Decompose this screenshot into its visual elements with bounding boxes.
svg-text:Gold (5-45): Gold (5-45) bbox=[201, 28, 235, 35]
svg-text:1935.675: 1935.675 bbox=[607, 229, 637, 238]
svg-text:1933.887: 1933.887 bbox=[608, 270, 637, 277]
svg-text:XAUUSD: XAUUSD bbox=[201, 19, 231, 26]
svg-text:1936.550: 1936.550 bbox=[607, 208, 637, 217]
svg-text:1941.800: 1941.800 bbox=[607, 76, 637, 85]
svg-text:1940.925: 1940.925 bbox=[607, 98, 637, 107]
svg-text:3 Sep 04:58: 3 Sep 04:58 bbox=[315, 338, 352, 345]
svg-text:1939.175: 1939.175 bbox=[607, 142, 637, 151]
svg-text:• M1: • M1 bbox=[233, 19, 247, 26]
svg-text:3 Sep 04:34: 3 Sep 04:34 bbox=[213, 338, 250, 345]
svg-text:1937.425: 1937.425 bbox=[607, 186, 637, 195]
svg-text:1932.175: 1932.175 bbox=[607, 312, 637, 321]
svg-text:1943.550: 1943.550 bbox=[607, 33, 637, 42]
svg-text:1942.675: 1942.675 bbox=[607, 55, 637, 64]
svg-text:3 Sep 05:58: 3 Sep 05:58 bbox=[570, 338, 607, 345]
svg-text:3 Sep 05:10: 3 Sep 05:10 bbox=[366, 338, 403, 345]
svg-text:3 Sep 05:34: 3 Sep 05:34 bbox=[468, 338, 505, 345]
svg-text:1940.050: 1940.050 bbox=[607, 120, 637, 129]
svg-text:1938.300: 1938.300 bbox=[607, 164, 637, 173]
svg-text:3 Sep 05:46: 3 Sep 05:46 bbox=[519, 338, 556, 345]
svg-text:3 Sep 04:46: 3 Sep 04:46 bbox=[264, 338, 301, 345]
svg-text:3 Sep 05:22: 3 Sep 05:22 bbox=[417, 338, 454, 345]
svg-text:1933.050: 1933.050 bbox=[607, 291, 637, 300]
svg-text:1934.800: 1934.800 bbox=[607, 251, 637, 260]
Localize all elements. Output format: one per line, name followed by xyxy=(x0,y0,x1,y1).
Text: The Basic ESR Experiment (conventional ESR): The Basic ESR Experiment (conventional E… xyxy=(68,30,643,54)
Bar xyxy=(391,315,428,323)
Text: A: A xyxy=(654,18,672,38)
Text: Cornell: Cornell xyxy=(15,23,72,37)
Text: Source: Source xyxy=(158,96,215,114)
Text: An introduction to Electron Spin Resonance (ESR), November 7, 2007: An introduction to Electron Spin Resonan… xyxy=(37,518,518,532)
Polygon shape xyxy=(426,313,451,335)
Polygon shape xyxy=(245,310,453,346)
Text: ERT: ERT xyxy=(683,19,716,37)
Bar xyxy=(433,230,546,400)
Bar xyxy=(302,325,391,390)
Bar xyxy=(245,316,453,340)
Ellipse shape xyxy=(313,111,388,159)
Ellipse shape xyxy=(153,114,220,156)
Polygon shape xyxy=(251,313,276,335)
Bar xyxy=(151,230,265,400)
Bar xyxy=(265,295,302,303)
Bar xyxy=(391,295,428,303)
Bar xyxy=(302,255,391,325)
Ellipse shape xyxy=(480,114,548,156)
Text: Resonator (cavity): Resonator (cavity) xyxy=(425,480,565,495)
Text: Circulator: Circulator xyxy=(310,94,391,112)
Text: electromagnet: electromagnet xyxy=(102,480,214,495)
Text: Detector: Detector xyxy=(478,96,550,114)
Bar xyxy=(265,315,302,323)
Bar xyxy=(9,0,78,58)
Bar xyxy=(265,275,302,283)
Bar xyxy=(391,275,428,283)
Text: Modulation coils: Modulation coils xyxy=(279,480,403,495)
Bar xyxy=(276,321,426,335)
────────────────────
▸ **Stated problem**: Rewrite the entries above with every "Detector" switched to "Sensor" and nothing else changed.

▸ **Task output**:
Decompose this screenshot into its visual elements with bounding boxes.
svg-text:Gold (5-45): Gold (5-45) bbox=[201, 28, 235, 35]
svg-text:1935.675: 1935.675 bbox=[607, 229, 637, 238]
svg-text:1933.887: 1933.887 bbox=[608, 270, 637, 277]
svg-text:XAUUSD: XAUUSD bbox=[201, 19, 231, 26]
svg-text:1936.550: 1936.550 bbox=[607, 208, 637, 217]
svg-text:1941.800: 1941.800 bbox=[607, 76, 637, 85]
svg-text:1940.925: 1940.925 bbox=[607, 98, 637, 107]
svg-text:3 Sep 04:58: 3 Sep 04:58 bbox=[315, 338, 352, 345]
svg-text:1939.175: 1939.175 bbox=[607, 142, 637, 151]
svg-text:• M1: • M1 bbox=[233, 19, 247, 26]
svg-text:3 Sep 04:34: 3 Sep 04:34 bbox=[213, 338, 250, 345]
svg-text:1937.425: 1937.425 bbox=[607, 186, 637, 195]
svg-text:1932.175: 1932.175 bbox=[607, 312, 637, 321]
svg-text:1943.550: 1943.550 bbox=[607, 33, 637, 42]
svg-text:1942.675: 1942.675 bbox=[607, 55, 637, 64]
svg-text:3 Sep 05:58: 3 Sep 05:58 bbox=[570, 338, 607, 345]
svg-text:3 Sep 05:10: 3 Sep 05:10 bbox=[366, 338, 403, 345]
svg-text:3 Sep 05:34: 3 Sep 05:34 bbox=[468, 338, 505, 345]
svg-text:1940.050: 1940.050 bbox=[607, 120, 637, 129]
svg-text:1938.300: 1938.300 bbox=[607, 164, 637, 173]
svg-text:3 Sep 05:46: 3 Sep 05:46 bbox=[519, 338, 556, 345]
svg-text:3 Sep 04:46: 3 Sep 04:46 bbox=[264, 338, 301, 345]
svg-text:3 Sep 05:22: 3 Sep 05:22 bbox=[417, 338, 454, 345]
svg-text:1933.050: 1933.050 bbox=[607, 291, 637, 300]
svg-text:1934.800: 1934.800 bbox=[607, 251, 637, 260]
Localize all elements. Output format: one per line, name followed by xyxy=(x0,y0,x1,y1).
Text: The Basic ESR Experiment (conventional ESR): The Basic ESR Experiment (conventional E… xyxy=(68,30,643,54)
Bar xyxy=(391,315,428,323)
Text: A: A xyxy=(654,18,672,38)
Text: Cornell: Cornell xyxy=(15,23,72,37)
Text: Source: Source xyxy=(158,96,215,114)
Text: An introduction to Electron Spin Resonance (ESR), November 7, 2007: An introduction to Electron Spin Resonan… xyxy=(37,518,518,532)
Polygon shape xyxy=(426,313,451,335)
Polygon shape xyxy=(245,310,453,346)
Text: ERT: ERT xyxy=(683,19,716,37)
Bar xyxy=(433,230,546,400)
Bar xyxy=(302,325,391,390)
Bar xyxy=(245,316,453,340)
Ellipse shape xyxy=(313,111,388,159)
Ellipse shape xyxy=(153,114,220,156)
Polygon shape xyxy=(251,313,276,335)
Bar xyxy=(151,230,265,400)
Bar xyxy=(265,295,302,303)
Bar xyxy=(391,295,428,303)
Bar xyxy=(302,255,391,325)
Ellipse shape xyxy=(480,114,548,156)
Text: Resonator (cavity): Resonator (cavity) xyxy=(425,480,565,495)
Text: Circulator: Circulator xyxy=(310,94,391,112)
Text: electromagnet: electromagnet xyxy=(102,480,214,495)
Text: Sensor: Sensor xyxy=(478,96,550,114)
Bar xyxy=(265,315,302,323)
Bar xyxy=(9,0,78,58)
Bar xyxy=(265,275,302,283)
Bar xyxy=(391,275,428,283)
Text: Modulation coils: Modulation coils xyxy=(279,480,403,495)
Bar xyxy=(276,321,426,335)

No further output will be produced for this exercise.